__Problem statement__.
Gather from the material every line that contains the string "JSON".

__Dataset items__.
((

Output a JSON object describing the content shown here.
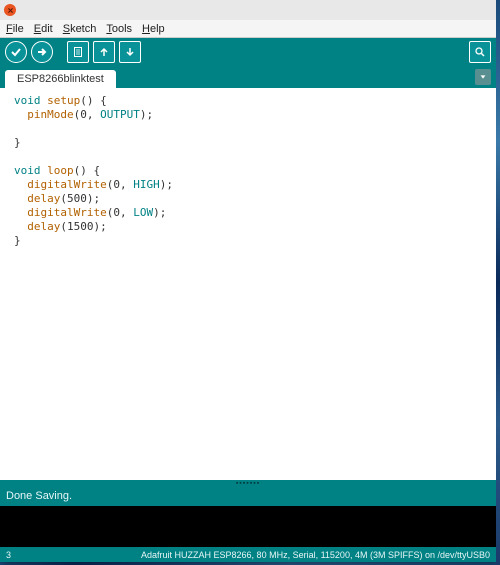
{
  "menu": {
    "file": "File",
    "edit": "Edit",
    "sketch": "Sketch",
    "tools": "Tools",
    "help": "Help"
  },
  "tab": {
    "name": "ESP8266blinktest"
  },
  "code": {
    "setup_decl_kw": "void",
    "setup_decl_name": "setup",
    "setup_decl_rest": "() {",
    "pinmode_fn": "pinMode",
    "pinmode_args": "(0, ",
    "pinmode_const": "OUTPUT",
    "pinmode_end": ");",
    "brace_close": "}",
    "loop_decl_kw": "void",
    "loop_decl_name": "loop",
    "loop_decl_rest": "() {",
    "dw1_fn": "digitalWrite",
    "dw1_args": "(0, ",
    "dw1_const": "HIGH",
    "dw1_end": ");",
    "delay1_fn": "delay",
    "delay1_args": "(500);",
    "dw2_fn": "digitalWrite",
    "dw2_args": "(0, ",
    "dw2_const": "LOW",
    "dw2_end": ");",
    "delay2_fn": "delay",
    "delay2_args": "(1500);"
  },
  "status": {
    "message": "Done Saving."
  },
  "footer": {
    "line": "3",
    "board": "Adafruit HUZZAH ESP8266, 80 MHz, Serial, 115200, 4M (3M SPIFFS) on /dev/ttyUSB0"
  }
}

))
((

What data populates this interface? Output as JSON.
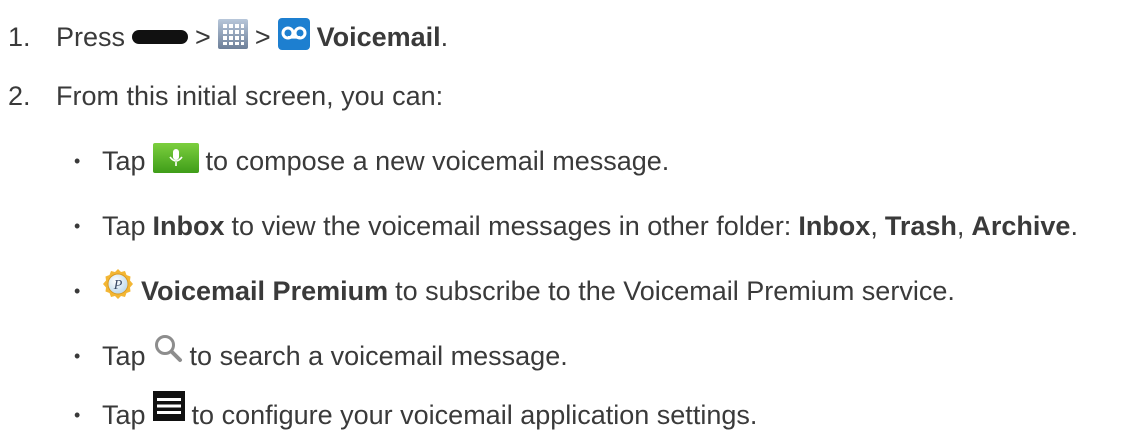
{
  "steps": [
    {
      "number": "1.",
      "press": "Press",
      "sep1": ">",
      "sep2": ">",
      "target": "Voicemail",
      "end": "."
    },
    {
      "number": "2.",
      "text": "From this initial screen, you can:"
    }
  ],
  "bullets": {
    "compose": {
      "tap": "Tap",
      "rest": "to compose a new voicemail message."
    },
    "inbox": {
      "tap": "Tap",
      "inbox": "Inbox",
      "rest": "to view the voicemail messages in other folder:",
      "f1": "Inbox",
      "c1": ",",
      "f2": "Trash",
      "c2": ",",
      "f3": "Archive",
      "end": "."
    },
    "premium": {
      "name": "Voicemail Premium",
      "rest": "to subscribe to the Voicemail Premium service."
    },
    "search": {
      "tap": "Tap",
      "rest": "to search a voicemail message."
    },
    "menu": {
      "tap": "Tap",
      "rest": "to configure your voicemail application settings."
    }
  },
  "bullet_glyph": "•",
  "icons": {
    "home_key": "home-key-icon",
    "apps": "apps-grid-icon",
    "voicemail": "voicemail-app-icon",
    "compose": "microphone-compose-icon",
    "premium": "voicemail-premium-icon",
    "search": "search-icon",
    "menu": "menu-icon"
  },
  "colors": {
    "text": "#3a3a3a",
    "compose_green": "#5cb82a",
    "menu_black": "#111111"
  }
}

))

__Response__.
Output a JSON object describing the content shown here.
What data populates this interface? Output as JSON.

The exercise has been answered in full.